* [TASK INSTRUCTIONS]
Look for "pœnam" in each line of the entries, and return the matching lines.

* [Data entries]

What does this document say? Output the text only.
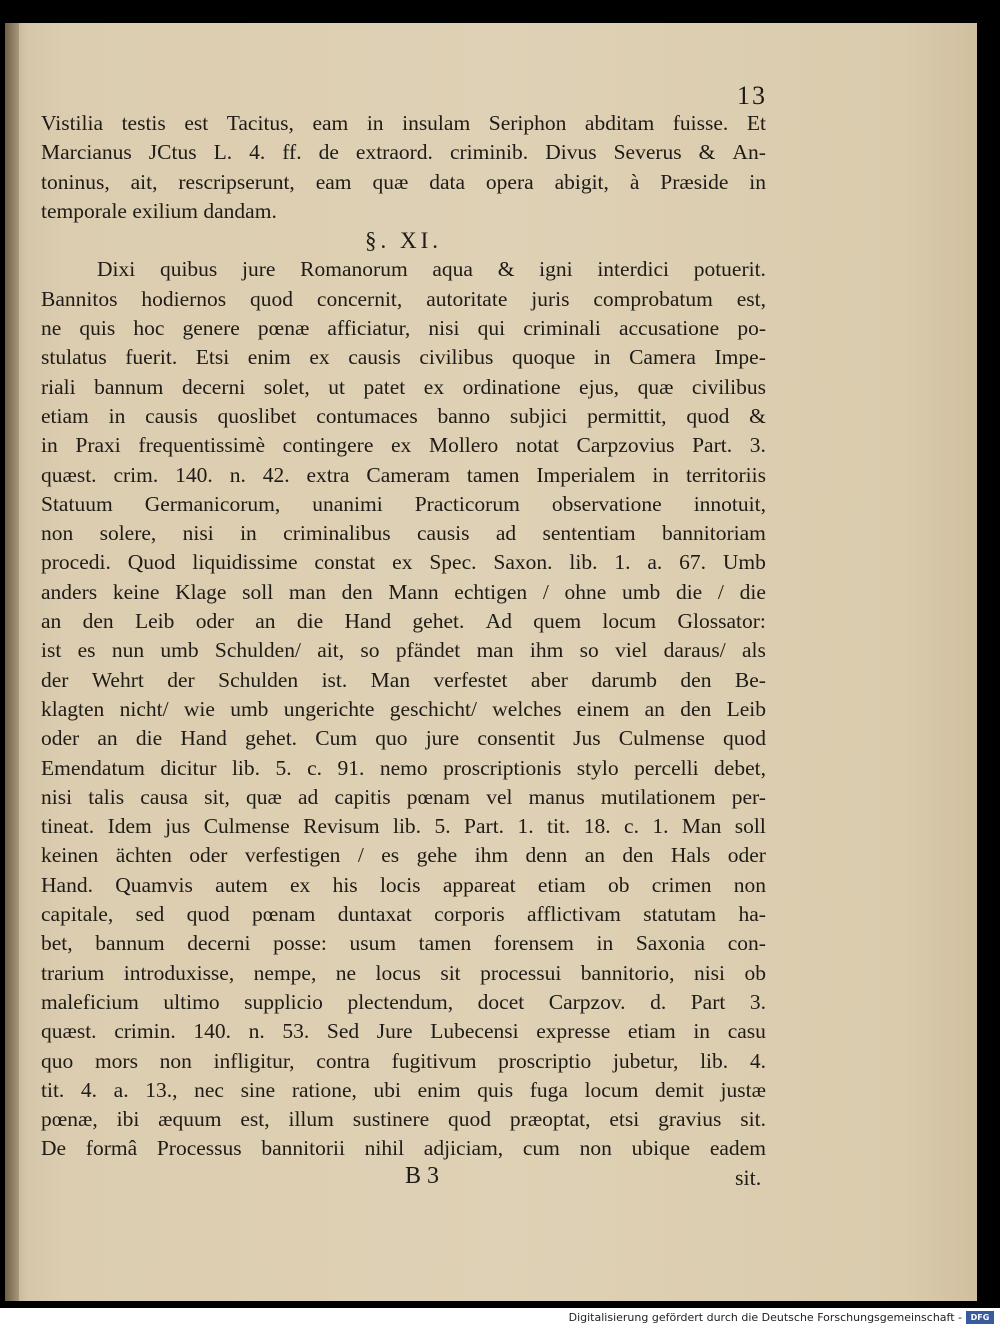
13
Vistilia testis est Tacitus, eam in insulam Seriphon abditam fuisse. Et
Marcianus JCtus L. 4. ff. de extraord. criminib. Divus Severus & An-
toninus, ait, rescripserunt, eam quæ data opera abigit, à Præside in
temporale exilium dandam.
§. XI.
Dixi quibus jure Romanorum aqua & igni interdici potuerit.
Bannitos hodiernos quod concernit, autoritate juris comprobatum est,
ne quis hoc genere pœnæ afficiatur, nisi qui criminali accusatione po-
stulatus fuerit. Etsi enim ex causis civilibus quoque in Camera Impe-
riali bannum decerni solet, ut patet ex ordinatione ejus, quæ civilibus
etiam in causis quoslibet contumaces banno subjici permittit, quod &
in Praxi frequentissimè contingere ex Mollero notat Carpzovius Part. 3.
quæst. crim. 140. n. 42. extra Cameram tamen Imperialem in territoriis
Statuum Germanicorum, unanimi Practicorum observatione innotuit,
non solere, nisi in criminalibus causis ad sententiam bannitoriam
procedi. Quod liquidissime constat ex Spec. Saxon. lib. 1. a. 67. Umb
anders keine Klage soll man den Mann echtigen / ohne umb die / die
an den Leib oder an die Hand gehet. Ad quem locum Glossator:
ist es nun umb Schulden/ ait, so pfändet man ihm so viel daraus/ als
der Wehrt der Schulden ist. Man verfestet aber darumb den Be-
klagten nicht/ wie umb ungerichte geschicht/ welches einem an den Leib
oder an die Hand gehet. Cum quo jure consentit Jus Culmense quod
Emendatum dicitur lib. 5. c. 91. nemo proscriptionis stylo percelli debet,
nisi talis causa sit, quæ ad capitis pœnam vel manus mutilationem per-
tineat. Idem jus Culmense Revisum lib. 5. Part. 1. tit. 18. c. 1. Man soll
keinen ächten oder verfestigen / es gehe ihm denn an den Hals oder
Hand. Quamvis autem ex his locis appareat etiam ob crimen non
capitale, sed quod pœnam duntaxat corporis afflictivam statutam ha-
bet, bannum decerni posse: usum tamen forensem in Saxonia con-
trarium introduxisse, nempe, ne locus sit processui bannitorio, nisi ob
maleficium ultimo supplicio plectendum, docet Carpzov. d. Part 3.
quæst. crimin. 140. n. 53. Sed Jure Lubecensi expresse etiam in casu
quo mors non infligitur, contra fugitivum proscriptio jubetur, lib. 4.
tit. 4. a. 13., nec sine ratione, ubi enim quis fuga locum demit justæ
pœnæ, ibi æquum est, illum sustinere quod præoptat, etsi gravius sit.
De formâ Processus bannitorii nihil adjiciam, cum non ubique eadem
B 3	sit.
Digitalisierung gefördert durch die Deutsche Forschungsgemeinschaft -	DFG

* [SOLUTION]
nisi talis causa sit, quæ ad capitis pœnam vel manus mutilationem per-
capitale, sed quod pœnam duntaxat corporis afflictivam statutam ha-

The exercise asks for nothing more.